**CHALLENGE:** Put the stretch of the material from its start through the line containing "- plot-area-frame: [173, 79, 1238, 871]", both ends included, into a Markdown table with the columns "Row" and "Line," numbering each row and leaving out blank lines.

[Collected data]
[START]

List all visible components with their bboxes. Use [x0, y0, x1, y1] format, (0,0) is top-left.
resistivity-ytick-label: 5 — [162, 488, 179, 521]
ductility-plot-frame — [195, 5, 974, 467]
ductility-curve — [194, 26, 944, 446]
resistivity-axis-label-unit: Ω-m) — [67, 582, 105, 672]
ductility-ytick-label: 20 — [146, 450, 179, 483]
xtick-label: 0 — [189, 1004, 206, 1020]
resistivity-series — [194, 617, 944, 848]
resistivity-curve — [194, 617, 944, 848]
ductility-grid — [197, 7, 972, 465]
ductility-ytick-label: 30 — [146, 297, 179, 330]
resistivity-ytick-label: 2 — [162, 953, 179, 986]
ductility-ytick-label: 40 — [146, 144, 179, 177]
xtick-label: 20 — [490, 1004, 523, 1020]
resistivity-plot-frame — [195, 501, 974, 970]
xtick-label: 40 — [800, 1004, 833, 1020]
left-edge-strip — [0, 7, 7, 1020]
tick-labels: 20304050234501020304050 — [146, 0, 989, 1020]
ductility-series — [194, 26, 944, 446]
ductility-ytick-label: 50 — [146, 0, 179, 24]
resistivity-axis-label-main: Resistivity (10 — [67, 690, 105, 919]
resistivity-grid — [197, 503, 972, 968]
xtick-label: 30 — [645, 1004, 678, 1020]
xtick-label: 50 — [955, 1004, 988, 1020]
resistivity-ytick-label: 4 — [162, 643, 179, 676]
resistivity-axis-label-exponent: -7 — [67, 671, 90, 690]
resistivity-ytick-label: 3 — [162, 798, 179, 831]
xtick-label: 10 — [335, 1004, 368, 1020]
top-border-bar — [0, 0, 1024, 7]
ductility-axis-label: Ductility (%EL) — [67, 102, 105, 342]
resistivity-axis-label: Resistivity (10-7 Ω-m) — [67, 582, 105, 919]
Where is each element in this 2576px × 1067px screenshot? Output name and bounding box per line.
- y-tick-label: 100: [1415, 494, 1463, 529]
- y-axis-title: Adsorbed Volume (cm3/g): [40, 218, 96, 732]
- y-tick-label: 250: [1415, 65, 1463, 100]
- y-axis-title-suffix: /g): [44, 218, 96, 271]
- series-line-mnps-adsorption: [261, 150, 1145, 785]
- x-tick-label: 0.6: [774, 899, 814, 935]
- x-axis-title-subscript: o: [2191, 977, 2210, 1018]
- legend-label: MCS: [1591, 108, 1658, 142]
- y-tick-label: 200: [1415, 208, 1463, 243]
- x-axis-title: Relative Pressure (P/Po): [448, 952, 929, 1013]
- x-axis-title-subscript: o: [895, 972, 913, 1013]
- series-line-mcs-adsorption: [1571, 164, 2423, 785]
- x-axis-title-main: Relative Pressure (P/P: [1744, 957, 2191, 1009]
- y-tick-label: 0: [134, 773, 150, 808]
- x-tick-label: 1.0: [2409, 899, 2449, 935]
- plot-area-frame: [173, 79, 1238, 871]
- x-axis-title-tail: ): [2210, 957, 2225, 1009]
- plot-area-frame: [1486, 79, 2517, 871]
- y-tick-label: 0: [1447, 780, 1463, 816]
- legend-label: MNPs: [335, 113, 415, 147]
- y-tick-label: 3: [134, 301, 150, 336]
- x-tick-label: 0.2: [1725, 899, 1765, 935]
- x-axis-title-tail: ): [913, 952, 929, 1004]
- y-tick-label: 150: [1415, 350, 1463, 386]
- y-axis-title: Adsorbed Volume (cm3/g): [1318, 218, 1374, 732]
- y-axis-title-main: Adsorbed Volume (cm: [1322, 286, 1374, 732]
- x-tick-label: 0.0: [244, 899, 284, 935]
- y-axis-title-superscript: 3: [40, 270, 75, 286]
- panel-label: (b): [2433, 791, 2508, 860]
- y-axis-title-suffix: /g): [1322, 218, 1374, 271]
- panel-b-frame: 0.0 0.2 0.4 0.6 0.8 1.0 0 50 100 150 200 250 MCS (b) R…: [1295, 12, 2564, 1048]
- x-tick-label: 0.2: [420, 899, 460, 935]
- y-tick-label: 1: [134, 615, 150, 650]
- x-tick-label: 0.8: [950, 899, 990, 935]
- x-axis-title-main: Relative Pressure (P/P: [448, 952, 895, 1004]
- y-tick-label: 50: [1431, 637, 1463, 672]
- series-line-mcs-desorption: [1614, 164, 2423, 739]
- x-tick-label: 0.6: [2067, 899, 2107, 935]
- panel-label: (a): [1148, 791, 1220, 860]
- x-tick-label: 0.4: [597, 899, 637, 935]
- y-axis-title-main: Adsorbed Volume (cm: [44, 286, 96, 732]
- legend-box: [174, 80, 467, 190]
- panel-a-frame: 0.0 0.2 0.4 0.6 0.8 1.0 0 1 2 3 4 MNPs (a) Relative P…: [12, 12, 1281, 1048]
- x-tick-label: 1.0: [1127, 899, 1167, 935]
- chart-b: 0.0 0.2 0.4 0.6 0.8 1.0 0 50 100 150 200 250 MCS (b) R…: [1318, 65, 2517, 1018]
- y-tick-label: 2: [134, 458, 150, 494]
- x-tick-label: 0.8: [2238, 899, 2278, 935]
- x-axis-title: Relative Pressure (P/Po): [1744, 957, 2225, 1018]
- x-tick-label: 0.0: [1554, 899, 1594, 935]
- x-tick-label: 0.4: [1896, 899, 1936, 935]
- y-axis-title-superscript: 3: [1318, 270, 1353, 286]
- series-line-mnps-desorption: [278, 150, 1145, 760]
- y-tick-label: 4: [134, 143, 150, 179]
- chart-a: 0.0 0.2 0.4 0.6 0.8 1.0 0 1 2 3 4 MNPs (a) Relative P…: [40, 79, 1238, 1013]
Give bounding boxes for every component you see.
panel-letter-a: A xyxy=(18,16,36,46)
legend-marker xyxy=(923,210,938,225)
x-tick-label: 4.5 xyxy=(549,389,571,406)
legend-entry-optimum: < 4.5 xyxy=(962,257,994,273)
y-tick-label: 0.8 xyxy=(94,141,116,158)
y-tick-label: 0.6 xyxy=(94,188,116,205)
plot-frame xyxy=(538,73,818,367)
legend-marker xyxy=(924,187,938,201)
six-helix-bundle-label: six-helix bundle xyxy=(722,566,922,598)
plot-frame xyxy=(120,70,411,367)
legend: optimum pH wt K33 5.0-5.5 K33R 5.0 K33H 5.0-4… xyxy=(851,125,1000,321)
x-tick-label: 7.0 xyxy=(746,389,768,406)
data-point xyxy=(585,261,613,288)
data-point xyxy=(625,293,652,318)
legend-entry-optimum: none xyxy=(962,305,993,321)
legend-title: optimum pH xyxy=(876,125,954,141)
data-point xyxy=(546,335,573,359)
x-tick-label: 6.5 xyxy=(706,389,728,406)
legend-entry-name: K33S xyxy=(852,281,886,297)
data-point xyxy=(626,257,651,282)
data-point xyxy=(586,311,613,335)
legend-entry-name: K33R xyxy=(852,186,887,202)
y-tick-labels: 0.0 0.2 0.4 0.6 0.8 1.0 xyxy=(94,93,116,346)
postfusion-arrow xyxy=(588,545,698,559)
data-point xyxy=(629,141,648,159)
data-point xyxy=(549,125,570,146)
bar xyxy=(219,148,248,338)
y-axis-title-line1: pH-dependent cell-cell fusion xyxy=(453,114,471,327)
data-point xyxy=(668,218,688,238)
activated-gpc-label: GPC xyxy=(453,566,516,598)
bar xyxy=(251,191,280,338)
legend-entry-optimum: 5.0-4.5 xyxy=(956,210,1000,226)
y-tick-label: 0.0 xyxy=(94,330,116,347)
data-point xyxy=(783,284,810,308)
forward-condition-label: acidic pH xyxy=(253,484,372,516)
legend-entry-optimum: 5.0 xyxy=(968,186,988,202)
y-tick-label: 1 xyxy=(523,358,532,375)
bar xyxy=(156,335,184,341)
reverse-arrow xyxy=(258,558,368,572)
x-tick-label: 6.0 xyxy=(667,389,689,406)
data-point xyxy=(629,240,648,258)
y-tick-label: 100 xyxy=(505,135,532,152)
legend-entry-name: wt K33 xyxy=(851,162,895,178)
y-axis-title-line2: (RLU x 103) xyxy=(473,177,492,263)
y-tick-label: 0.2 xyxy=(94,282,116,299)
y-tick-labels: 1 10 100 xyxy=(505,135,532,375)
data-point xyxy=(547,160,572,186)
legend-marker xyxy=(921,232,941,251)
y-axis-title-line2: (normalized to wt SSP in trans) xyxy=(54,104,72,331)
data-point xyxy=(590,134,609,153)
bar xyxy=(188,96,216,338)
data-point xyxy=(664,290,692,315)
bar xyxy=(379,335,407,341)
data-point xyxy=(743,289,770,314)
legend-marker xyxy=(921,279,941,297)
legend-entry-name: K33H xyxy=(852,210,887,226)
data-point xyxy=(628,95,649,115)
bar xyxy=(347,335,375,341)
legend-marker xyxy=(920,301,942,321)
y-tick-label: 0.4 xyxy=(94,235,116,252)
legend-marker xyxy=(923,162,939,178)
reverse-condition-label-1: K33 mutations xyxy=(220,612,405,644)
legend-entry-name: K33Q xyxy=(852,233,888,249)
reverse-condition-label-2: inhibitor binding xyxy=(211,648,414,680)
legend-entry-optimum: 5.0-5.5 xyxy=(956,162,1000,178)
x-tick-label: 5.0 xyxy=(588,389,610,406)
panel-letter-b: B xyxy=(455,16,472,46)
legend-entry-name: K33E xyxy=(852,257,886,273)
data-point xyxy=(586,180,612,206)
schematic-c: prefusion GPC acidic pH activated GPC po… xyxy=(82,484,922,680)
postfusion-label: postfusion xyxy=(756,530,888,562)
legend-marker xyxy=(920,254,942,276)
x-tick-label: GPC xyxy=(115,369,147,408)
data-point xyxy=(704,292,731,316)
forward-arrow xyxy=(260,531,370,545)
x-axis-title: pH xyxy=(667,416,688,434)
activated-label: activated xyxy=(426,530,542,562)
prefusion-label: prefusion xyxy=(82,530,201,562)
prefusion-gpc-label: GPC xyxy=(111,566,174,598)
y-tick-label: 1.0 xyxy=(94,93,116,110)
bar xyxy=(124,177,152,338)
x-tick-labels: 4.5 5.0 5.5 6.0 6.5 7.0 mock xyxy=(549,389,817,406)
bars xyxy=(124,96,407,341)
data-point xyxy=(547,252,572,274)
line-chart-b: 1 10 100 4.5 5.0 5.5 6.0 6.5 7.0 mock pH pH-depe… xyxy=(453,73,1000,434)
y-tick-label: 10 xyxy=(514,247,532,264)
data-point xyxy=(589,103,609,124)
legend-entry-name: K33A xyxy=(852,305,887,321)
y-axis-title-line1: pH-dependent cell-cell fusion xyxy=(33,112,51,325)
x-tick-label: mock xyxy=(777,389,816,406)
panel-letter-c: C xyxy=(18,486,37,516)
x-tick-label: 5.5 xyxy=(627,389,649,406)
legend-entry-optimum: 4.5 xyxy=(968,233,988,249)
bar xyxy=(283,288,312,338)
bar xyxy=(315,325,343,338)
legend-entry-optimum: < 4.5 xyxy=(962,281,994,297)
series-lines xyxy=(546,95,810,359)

[END]

**ANSWER TO THE PROBLEM:**
| Row | Line |
|---|---|
| 1 | List all visible components with their bboxes. Use [x0, y0, x1, y1] format, (0,0) is top-left. |
| 2 | resistivity-ytick-label: 5 — [162, 488, 179, 521] |
| 3 | ductility-plot-frame — [195, 5, 974, 467] |
| 4 | ductility-curve — [194, 26, 944, 446] |
| 5 | resistivity-axis-label-unit: Ω-m) — [67, 582, 105, 672] |
| 6 | ductility-ytick-label: 20 — [146, 450, 179, 483] |
| 7 | xtick-label: 0 — [189, 1004, 206, 1020] |
| 8 | resistivity-series — [194, 617, 944, 848] |
| 9 | resistivity-curve — [194, 617, 944, 848] |
| 10 | ductility-grid — [197, 7, 972, 465] |
| 11 | ductility-ytick-label: 30 — [146, 297, 179, 330] |
| 12 | resistivity-ytick-label: 2 — [162, 953, 179, 986] |
| 13 | ductility-ytick-label: 40 — [146, 144, 179, 177] |
| 14 | xtick-label: 20 — [490, 1004, 523, 1020] |
| 15 | resistivity-plot-frame — [195, 501, 974, 970] |
| 16 | xtick-label: 40 — [800, 1004, 833, 1020] |
| 17 | left-edge-strip — [0, 7, 7, 1020] |
| 18 | tick-labels: 20304050234501020304050 — [146, 0, 989, 1020] |
| 19 | ductility-series — [194, 26, 944, 446] |
| 20 | ductility-ytick-label: 50 — [146, 0, 179, 24] |
| 21 | resistivity-axis-label-main: Resistivity (10 — [67, 690, 105, 919] |
| 22 | resistivity-grid — [197, 503, 972, 968] |
| 23 | xtick-label: 30 — [645, 1004, 678, 1020] |
| 24 | xtick-label: 50 — [955, 1004, 988, 1020] |
| 25 | resistivity-ytick-label: 4 — [162, 643, 179, 676] |
| 26 | resistivity-axis-label-exponent: -7 — [67, 671, 90, 690] |
| 27 | resistivity-ytick-label: 3 — [162, 798, 179, 831] |
| 28 | xtick-label: 10 — [335, 1004, 368, 1020] |
| 29 | top-border-bar — [0, 0, 1024, 7] |
| 30 | ductility-axis-label: Ductility (%EL) — [67, 102, 105, 342] |
| 31 | resistivity-axis-label: Resistivity (10-7 Ω-m) — [67, 582, 105, 919] |
| 32 | Where is each element in this 2576px × 1067px screenshot? Output name and bounding box per line. |
| 33 | - y-tick-label: 100: [1415, 494, 1463, 529] |
| 34 | - y-axis-title: Adsorbed Volume (cm3/g): [40, 218, 96, 732] |
| 35 | - y-tick-label: 250: [1415, 65, 1463, 100] |
| 36 | - y-axis-title-suffix: /g): [44, 218, 96, 271] |
| 37 | - series-line-mnps-adsorption: [261, 150, 1145, 785] |
| 38 | - x-tick-label: 0.6: [774, 899, 814, 935] |
| 39 | - x-axis-title-subscript: o: [2191, 977, 2210, 1018] |
| 40 | - legend-label: MCS: [1591, 108, 1658, 142] |
| 41 | - y-tick-label: 200: [1415, 208, 1463, 243] |
| 42 | - x-axis-title: Relative Pressure (P/Po): [448, 952, 929, 1013] |
| 43 | - x-axis-title-subscript: o: [895, 972, 913, 1013] |
| 44 | - series-line-mcs-adsorption: [1571, 164, 2423, 785] |
| 45 | - x-axis-title-main: Relative Pressure (P/P: [1744, 957, 2191, 1009] |
| 46 | - y-tick-label: 0: [134, 773, 150, 808] |
| 47 | - x-tick-label: 1.0: [2409, 899, 2449, 935] |
| 48 | - plot-area-frame: [173, 79, 1238, 871] |